> **The exercise**: Write the records out again exactly, leaving no images in.

Rows from a figure dataset

BEGIN

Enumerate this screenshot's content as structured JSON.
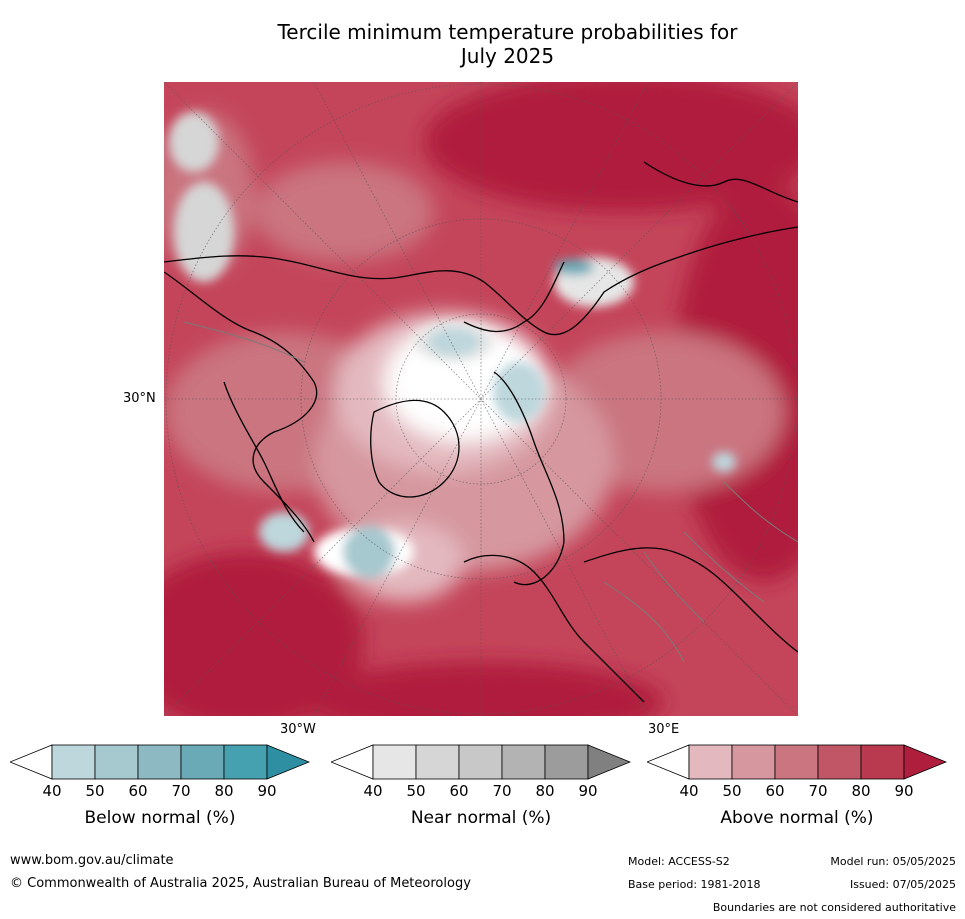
{
  "title_line1": "Tercile minimum temperature probabilities for",
  "title_line2": "July 2025",
  "graticule": {
    "lat_label": "30°N",
    "lon_label_west": "30°W",
    "lon_label_east": "30°E"
  },
  "colorbars": [
    {
      "id": "below",
      "title": "Below normal (%)",
      "ticks": [
        "40",
        "50",
        "60",
        "70",
        "80",
        "90"
      ],
      "colors": [
        "#ffffff",
        "#bdd7dd",
        "#a6c8cf",
        "#8cb9c2",
        "#6aa9b6",
        "#45a0b0",
        "#2e8fa3"
      ]
    },
    {
      "id": "near",
      "title": "Near normal (%)",
      "ticks": [
        "40",
        "50",
        "60",
        "70",
        "80",
        "90"
      ],
      "colors": [
        "#ffffff",
        "#e6e6e6",
        "#d6d6d6",
        "#c8c8c8",
        "#b3b3b3",
        "#9c9c9c",
        "#808080"
      ]
    },
    {
      "id": "above",
      "title": "Above normal (%)",
      "ticks": [
        "40",
        "50",
        "60",
        "70",
        "80",
        "90"
      ],
      "colors": [
        "#ffffff",
        "#e3b9bf",
        "#d6979f",
        "#ca7580",
        "#c15766",
        "#b93a4e",
        "#b01e3e"
      ]
    }
  ],
  "footer": {
    "website": "www.bom.gov.au/climate",
    "copyright": "© Commonwealth of Australia 2025, Australian Bureau of Meteorology",
    "model": "Model: ACCESS-S2",
    "base_period": "Base period: 1981-2018",
    "model_run": "Model run: 05/05/2025",
    "issued": "Issued: 07/05/2025",
    "disclaimer": "Boundaries are not considered authoritative"
  }
}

END

> **Completed task**:
Enumerate this screenshot's content as structured JSON.
{
  "title_line1": "Tercile minimum temperature probabilities for",
  "title_line2": "July 2025",
  "graticule": {
    "lat_label": "30°N",
    "lon_label_west": "30°W",
    "lon_label_east": "30°E"
  },
  "colorbars": [
    {
      "id": "below",
      "title": "Below normal (%)",
      "ticks": [
        "40",
        "50",
        "60",
        "70",
        "80",
        "90"
      ],
      "colors": [
        "#ffffff",
        "#bdd7dd",
        "#a6c8cf",
        "#8cb9c2",
        "#6aa9b6",
        "#45a0b0",
        "#2e8fa3"
      ]
    },
    {
      "id": "near",
      "title": "Near normal (%)",
      "ticks": [
        "40",
        "50",
        "60",
        "70",
        "80",
        "90"
      ],
      "colors": [
        "#ffffff",
        "#e6e6e6",
        "#d6d6d6",
        "#c8c8c8",
        "#b3b3b3",
        "#9c9c9c",
        "#808080"
      ]
    },
    {
      "id": "above",
      "title": "Above normal (%)",
      "ticks": [
        "40",
        "50",
        "60",
        "70",
        "80",
        "90"
      ],
      "colors": [
        "#ffffff",
        "#e3b9bf",
        "#d6979f",
        "#ca7580",
        "#c15766",
        "#b93a4e",
        "#b01e3e"
      ]
    }
  ],
  "footer": {
    "website": "www.bom.gov.au/climate",
    "copyright": "© Commonwealth of Australia 2025, Australian Bureau of Meteorology",
    "model": "Model: ACCESS-S2",
    "base_period": "Base period: 1981-2018",
    "model_run": "Model run: 05/05/2025",
    "issued": "Issued: 07/05/2025",
    "disclaimer": "Boundaries are not considered authoritative"
  }
}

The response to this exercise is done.